**Task to carry out**
Search the records below for the word "wurde" and show every line where it occurs.
_ _ _ _
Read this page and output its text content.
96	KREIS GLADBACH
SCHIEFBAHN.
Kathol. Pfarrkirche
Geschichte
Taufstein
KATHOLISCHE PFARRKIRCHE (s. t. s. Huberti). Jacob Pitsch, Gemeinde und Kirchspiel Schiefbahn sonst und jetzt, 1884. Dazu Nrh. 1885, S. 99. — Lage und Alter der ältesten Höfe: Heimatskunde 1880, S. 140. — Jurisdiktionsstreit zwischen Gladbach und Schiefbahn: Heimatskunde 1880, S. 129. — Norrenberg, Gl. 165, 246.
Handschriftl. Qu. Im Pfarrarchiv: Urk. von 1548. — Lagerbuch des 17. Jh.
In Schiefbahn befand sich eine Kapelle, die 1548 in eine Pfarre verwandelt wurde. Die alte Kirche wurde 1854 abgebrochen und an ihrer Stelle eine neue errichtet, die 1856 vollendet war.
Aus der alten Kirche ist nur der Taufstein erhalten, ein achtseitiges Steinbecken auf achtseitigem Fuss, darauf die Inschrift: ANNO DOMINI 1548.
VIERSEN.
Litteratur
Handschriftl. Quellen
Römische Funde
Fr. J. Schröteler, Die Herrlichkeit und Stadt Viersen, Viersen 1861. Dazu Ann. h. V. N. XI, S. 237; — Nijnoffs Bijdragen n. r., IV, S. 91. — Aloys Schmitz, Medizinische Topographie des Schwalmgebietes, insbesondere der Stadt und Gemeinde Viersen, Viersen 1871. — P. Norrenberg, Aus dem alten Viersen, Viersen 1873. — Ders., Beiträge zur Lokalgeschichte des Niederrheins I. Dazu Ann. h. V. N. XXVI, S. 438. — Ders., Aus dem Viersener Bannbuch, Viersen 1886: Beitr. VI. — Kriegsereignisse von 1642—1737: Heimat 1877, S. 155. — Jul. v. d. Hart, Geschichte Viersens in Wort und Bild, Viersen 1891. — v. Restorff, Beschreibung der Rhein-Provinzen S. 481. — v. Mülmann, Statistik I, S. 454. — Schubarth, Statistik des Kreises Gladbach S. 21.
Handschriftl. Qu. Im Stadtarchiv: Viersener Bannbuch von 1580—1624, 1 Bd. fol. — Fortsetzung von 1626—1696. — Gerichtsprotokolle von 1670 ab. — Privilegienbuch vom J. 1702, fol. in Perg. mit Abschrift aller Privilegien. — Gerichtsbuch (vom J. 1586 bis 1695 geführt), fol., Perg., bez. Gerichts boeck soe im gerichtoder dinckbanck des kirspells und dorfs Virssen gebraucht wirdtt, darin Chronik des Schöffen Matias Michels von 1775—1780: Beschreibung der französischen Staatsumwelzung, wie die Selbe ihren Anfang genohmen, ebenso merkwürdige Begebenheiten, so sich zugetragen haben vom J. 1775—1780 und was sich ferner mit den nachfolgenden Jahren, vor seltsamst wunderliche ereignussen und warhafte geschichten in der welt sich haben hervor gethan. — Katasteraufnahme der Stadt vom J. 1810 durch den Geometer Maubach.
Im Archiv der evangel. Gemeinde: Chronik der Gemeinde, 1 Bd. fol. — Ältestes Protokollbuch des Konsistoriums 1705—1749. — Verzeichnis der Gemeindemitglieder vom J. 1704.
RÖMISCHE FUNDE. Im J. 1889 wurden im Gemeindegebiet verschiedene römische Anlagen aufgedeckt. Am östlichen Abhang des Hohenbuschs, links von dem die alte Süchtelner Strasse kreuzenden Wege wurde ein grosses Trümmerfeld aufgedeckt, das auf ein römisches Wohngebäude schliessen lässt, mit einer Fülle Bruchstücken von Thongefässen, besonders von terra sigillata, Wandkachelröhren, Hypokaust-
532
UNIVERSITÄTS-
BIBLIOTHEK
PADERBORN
_ _ _ _
**Task response**
In Schiefbahn befand sich eine Kapelle, die 1548 in eine Pfarre verwandelt wurde. Die alte Kirche wurde 1854 abgebrochen und an ihrer Stelle eine neue errichtet, die 1856 vollendet war.
RÖMISCHE FUNDE. Im J. 1889 wurden im Gemeindegebiet verschiedene römische Anlagen aufgedeckt. Am östlichen Abhang des Hohenbuschs, links von dem die alte Süchtelner Strasse kreuzenden Wege wurde ein grosses Trümmerfeld aufgedeckt, das auf ein römisches Wohngebäude schliessen lässt, mit einer Fülle Bruchstücken von Thongefässen, besonders von terra sigillata, Wandkachelröhren, Hypokaust-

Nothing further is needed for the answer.